>> Begin Given data

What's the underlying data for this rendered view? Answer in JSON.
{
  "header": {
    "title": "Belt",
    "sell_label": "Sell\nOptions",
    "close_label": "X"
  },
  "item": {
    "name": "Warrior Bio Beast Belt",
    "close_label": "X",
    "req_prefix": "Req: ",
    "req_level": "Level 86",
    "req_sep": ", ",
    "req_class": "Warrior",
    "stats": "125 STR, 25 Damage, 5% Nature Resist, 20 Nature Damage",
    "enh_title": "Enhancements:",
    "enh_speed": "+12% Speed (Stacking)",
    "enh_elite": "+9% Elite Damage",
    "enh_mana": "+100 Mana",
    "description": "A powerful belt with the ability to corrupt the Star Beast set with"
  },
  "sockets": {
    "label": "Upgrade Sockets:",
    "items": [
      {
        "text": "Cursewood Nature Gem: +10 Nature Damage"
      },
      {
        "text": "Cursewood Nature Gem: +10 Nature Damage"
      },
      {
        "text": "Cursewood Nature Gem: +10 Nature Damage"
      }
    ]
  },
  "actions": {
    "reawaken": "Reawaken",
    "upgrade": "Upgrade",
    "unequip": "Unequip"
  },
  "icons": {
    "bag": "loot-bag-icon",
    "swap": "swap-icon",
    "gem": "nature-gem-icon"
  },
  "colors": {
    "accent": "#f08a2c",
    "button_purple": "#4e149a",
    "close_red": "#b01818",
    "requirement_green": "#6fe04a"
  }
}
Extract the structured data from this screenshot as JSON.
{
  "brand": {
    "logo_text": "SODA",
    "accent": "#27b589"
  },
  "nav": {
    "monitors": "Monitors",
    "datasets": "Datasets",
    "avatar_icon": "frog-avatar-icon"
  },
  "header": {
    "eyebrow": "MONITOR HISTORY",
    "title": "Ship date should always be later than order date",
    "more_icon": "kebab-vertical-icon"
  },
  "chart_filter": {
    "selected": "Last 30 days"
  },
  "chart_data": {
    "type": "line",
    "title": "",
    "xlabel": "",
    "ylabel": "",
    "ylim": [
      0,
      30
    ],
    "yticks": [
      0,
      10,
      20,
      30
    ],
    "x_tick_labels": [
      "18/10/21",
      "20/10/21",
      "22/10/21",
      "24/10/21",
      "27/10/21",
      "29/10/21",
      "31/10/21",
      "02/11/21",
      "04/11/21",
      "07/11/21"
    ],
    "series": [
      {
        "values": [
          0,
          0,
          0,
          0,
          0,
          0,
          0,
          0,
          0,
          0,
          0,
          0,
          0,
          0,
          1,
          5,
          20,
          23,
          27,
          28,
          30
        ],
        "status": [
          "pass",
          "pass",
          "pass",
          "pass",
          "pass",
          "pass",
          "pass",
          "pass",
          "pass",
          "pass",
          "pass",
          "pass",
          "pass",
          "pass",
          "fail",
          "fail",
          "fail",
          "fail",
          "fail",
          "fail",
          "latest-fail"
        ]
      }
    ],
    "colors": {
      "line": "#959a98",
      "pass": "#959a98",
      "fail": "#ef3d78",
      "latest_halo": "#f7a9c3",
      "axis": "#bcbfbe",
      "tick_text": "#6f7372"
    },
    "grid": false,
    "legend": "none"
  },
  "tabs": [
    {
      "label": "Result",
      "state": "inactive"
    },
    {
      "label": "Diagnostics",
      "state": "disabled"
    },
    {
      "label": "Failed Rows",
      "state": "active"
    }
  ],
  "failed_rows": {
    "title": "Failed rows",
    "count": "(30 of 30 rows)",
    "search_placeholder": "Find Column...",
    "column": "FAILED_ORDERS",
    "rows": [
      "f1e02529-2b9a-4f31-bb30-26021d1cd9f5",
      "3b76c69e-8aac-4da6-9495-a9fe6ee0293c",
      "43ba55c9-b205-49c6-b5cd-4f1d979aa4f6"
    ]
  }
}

>> End Given data

## Stated goal
Repeat the data in its entirety, character for character.

## Exercise answer
What's the underlying data for this rendered view? Answer in JSON.
{
  "header": {
    "title": "Belt",
    "sell_label": "Sell\nOptions",
    "close_label": "X"
  },
  "item": {
    "name": "Warrior Bio Beast Belt",
    "close_label": "X",
    "req_prefix": "Req: ",
    "req_level": "Level 86",
    "req_sep": ", ",
    "req_class": "Warrior",
    "stats": "125 STR, 25 Damage, 5% Nature Resist, 20 Nature Damage",
    "enh_title": "Enhancements:",
    "enh_speed": "+12% Speed (Stacking)",
    "enh_elite": "+9% Elite Damage",
    "enh_mana": "+100 Mana",
    "description": "A powerful belt with the ability to corrupt the Star Beast set with"
  },
  "sockets": {
    "label": "Upgrade Sockets:",
    "items": [
      {
        "text": "Cursewood Nature Gem: +10 Nature Damage"
      },
      {
        "text": "Cursewood Nature Gem: +10 Nature Damage"
      },
      {
        "text": "Cursewood Nature Gem: +10 Nature Damage"
      }
    ]
  },
  "actions": {
    "reawaken": "Reawaken",
    "upgrade": "Upgrade",
    "unequip": "Unequip"
  },
  "icons": {
    "bag": "loot-bag-icon",
    "swap": "swap-icon",
    "gem": "nature-gem-icon"
  },
  "colors": {
    "accent": "#f08a2c",
    "button_purple": "#4e149a",
    "close_red": "#b01818",
    "requirement_green": "#6fe04a"
  }
}
Extract the structured data from this screenshot as JSON.
{
  "brand": {
    "logo_text": "SODA",
    "accent": "#27b589"
  },
  "nav": {
    "monitors": "Monitors",
    "datasets": "Datasets",
    "avatar_icon": "frog-avatar-icon"
  },
  "header": {
    "eyebrow": "MONITOR HISTORY",
    "title": "Ship date should always be later than order date",
    "more_icon": "kebab-vertical-icon"
  },
  "chart_filter": {
    "selected": "Last 30 days"
  },
  "chart_data": {
    "type": "line",
    "title": "",
    "xlabel": "",
    "ylabel": "",
    "ylim": [
      0,
      30
    ],
    "yticks": [
      0,
      10,
      20,
      30
    ],
    "x_tick_labels": [
      "18/10/21",
      "20/10/21",
      "22/10/21",
      "24/10/21",
      "27/10/21",
      "29/10/21",
      "31/10/21",
      "02/11/21",
      "04/11/21",
      "07/11/21"
    ],
    "series": [
      {
        "values": [
          0,
          0,
          0,
          0,
          0,
          0,
          0,
          0,
          0,
          0,
          0,
          0,
          0,
          0,
          1,
          5,
          20,
          23,
          27,
          28,
          30
        ],
        "status": [
          "pass",
          "pass",
          "pass",
          "pass",
          "pass",
          "pass",
          "pass",
          "pass",
          "pass",
          "pass",
          "pass",
          "pass",
          "pass",
          "pass",
          "fail",
          "fail",
          "fail",
          "fail",
          "fail",
          "fail",
          "latest-fail"
        ]
      }
    ],
    "colors": {
      "line": "#959a98",
      "pass": "#959a98",
      "fail": "#ef3d78",
      "latest_halo": "#f7a9c3",
      "axis": "#bcbfbe",
      "tick_text": "#6f7372"
    },
    "grid": false,
    "legend": "none"
  },
  "tabs": [
    {
      "label": "Result",
      "state": "inactive"
    },
    {
      "label": "Diagnostics",
      "state": "disabled"
    },
    {
      "label": "Failed Rows",
      "state": "active"
    }
  ],
  "failed_rows": {
    "title": "Failed rows",
    "count": "(30 of 30 rows)",
    "search_placeholder": "Find Column...",
    "column": "FAILED_ORDERS",
    "rows": [
      "f1e02529-2b9a-4f31-bb30-26021d1cd9f5",
      "3b76c69e-8aac-4da6-9495-a9fe6ee0293c",
      "43ba55c9-b205-49c6-b5cd-4f1d979aa4f6"
    ]
  }
}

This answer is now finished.